___ Available records
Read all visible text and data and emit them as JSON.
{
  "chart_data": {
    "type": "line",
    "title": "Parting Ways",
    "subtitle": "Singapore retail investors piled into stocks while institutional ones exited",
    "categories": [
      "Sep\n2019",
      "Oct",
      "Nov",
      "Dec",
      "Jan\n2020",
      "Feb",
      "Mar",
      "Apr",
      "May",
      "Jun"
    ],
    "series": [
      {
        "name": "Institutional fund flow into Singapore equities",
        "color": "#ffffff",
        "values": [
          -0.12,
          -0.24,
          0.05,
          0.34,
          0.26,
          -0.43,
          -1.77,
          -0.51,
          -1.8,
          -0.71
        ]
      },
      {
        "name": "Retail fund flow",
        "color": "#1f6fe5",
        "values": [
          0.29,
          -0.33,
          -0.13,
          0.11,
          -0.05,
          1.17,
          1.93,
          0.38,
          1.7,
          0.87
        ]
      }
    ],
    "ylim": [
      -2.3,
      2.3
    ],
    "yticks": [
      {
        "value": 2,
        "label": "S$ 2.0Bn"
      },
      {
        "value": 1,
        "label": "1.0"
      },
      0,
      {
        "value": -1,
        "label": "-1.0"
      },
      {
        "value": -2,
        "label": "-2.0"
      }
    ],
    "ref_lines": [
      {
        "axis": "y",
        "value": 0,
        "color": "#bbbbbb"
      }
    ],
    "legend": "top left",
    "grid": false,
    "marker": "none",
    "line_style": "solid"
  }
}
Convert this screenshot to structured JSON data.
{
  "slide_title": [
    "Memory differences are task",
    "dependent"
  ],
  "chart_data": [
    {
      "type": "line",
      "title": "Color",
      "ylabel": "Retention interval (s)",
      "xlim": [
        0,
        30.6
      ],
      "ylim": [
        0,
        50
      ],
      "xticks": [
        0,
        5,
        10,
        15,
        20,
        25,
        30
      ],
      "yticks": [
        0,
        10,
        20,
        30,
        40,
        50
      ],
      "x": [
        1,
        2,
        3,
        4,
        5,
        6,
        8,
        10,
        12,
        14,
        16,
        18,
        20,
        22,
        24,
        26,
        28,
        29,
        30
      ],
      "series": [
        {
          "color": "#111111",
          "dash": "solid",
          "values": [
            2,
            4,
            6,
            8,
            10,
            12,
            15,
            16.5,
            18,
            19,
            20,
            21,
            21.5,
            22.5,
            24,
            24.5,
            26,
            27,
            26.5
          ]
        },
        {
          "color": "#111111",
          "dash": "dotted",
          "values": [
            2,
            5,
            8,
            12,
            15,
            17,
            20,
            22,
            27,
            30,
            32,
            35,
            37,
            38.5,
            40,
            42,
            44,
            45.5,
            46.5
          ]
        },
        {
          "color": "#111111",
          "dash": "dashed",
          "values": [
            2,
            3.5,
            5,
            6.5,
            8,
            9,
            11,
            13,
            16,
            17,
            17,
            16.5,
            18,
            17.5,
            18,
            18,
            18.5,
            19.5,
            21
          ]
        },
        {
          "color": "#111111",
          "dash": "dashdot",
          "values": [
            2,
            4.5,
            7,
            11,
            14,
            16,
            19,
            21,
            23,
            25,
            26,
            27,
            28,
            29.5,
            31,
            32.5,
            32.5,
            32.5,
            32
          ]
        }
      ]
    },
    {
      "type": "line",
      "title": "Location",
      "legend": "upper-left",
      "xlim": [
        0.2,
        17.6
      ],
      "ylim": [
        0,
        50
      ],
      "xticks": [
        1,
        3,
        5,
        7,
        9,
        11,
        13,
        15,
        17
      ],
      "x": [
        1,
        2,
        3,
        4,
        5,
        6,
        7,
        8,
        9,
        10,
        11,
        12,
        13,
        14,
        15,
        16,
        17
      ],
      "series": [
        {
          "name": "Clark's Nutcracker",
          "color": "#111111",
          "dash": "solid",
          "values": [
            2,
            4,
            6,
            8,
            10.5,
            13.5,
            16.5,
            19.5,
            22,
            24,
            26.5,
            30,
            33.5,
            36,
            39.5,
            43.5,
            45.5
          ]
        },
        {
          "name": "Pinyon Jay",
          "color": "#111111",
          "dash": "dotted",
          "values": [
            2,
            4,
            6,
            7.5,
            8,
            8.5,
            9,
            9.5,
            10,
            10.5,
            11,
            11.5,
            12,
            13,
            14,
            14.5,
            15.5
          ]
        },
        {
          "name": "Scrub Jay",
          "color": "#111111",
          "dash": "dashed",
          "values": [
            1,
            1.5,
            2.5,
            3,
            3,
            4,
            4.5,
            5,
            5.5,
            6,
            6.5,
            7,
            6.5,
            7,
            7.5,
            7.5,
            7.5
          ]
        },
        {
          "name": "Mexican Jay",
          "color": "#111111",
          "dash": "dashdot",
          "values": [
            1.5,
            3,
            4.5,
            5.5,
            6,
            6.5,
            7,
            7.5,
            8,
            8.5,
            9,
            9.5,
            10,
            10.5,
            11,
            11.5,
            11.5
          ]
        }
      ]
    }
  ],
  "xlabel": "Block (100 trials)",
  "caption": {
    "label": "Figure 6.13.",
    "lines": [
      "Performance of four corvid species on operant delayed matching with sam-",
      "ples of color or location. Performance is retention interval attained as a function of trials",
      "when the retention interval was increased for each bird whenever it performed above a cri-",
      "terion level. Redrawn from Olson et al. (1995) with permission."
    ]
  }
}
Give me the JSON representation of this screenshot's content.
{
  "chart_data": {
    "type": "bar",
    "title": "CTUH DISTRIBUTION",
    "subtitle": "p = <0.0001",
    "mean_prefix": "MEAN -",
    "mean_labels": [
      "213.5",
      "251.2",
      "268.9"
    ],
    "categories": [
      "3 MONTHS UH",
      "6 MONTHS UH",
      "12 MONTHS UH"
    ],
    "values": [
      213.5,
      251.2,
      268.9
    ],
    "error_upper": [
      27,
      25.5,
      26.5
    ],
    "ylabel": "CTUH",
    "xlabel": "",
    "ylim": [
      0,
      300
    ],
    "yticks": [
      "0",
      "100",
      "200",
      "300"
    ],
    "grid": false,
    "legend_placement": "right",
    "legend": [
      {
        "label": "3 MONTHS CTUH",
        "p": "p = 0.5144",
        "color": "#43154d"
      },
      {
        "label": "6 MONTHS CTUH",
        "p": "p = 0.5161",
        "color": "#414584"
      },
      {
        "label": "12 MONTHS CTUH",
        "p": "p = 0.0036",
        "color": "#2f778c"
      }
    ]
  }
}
______
Exercise directions - Collect each line above holding the string "subtitle".

The completed task -
    "subtitle": "Singapore retail investors piled into stocks while institutional ones exited",
    "subtitle": "p = <0.0001",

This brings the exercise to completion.